Dataset listings of figures:
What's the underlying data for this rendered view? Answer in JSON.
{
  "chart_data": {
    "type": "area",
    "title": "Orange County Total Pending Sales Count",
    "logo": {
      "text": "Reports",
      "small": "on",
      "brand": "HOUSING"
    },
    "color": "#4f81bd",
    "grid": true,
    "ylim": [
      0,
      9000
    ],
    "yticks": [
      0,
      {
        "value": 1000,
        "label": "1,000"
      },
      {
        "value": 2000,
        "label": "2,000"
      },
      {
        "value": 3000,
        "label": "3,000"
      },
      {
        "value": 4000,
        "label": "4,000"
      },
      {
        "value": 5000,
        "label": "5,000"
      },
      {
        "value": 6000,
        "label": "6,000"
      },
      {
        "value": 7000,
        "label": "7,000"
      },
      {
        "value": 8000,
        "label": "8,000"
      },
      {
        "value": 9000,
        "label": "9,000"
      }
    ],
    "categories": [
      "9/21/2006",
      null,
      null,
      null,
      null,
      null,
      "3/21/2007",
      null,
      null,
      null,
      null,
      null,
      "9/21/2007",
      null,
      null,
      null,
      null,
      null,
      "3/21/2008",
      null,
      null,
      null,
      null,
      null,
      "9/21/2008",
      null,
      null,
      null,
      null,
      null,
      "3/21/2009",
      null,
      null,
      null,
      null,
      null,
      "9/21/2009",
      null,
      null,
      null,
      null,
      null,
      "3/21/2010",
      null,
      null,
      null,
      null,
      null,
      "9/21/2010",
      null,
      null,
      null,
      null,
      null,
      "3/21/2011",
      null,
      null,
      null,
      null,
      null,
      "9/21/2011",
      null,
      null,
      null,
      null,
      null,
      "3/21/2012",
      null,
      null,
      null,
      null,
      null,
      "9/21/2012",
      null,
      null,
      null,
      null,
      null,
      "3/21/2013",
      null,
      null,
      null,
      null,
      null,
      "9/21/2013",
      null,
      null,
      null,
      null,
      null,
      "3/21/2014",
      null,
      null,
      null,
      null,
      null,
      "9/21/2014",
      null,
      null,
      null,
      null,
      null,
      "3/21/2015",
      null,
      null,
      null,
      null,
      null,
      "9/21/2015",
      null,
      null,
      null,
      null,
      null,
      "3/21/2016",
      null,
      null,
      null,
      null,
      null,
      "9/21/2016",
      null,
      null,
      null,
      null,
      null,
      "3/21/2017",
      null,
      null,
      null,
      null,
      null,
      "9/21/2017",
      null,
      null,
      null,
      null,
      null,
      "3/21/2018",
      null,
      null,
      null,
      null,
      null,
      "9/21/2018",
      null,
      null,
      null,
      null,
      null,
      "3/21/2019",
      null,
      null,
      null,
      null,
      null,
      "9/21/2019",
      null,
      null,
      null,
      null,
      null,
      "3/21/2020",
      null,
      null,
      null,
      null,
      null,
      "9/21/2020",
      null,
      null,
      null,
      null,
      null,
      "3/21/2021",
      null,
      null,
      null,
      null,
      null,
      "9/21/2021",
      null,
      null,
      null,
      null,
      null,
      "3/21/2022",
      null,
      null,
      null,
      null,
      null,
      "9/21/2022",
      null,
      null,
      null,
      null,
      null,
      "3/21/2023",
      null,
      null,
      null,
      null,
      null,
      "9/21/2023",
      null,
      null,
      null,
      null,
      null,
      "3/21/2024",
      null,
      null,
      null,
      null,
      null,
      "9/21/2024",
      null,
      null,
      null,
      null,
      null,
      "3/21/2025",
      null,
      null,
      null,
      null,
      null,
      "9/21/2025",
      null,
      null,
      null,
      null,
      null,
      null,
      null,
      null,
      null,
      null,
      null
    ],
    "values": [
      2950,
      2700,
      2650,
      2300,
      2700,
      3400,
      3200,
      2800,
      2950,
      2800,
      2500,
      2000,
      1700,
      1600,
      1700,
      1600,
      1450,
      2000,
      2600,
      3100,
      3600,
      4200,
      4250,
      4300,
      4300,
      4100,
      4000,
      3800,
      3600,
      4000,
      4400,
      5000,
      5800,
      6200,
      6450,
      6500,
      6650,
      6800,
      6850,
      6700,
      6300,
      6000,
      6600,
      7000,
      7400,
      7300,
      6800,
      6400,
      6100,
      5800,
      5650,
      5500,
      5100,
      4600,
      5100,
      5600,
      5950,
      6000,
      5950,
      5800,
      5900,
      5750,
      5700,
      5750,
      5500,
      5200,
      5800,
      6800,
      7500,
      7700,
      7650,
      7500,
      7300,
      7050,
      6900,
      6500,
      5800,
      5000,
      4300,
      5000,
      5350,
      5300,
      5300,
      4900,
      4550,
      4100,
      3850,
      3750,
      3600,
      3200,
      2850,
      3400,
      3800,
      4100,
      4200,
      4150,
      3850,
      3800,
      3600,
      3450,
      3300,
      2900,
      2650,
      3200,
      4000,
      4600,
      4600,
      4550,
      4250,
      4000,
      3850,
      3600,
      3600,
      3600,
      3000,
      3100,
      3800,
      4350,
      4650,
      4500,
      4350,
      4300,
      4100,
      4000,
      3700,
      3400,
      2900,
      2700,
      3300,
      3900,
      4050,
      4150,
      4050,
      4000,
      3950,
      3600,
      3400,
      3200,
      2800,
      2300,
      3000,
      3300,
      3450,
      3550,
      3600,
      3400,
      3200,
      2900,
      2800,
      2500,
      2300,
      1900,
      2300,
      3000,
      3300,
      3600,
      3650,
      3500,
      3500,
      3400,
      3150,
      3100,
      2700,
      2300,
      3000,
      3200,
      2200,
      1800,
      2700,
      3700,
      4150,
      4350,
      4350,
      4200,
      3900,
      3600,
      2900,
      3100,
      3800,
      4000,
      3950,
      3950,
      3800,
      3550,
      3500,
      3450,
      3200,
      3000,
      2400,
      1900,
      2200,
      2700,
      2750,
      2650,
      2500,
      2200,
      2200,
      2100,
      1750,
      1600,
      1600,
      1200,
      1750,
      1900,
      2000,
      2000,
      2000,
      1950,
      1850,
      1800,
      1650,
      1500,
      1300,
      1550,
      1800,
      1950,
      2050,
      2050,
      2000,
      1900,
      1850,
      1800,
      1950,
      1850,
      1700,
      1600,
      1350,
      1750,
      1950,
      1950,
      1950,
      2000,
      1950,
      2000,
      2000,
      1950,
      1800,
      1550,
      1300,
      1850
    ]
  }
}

■ **Short exercise**
Identify each line of the material where the word "label" shows up, and copy it.

■ **Output of the exercise**
        "label": "1,000"
        "label": "2,000"
        "label": "3,000"
        "label": "4,000"
        "label": "5,000"
        "label": "6,000"
        "label": "7,000"
        "label": "8,000"
        "label": "9,000"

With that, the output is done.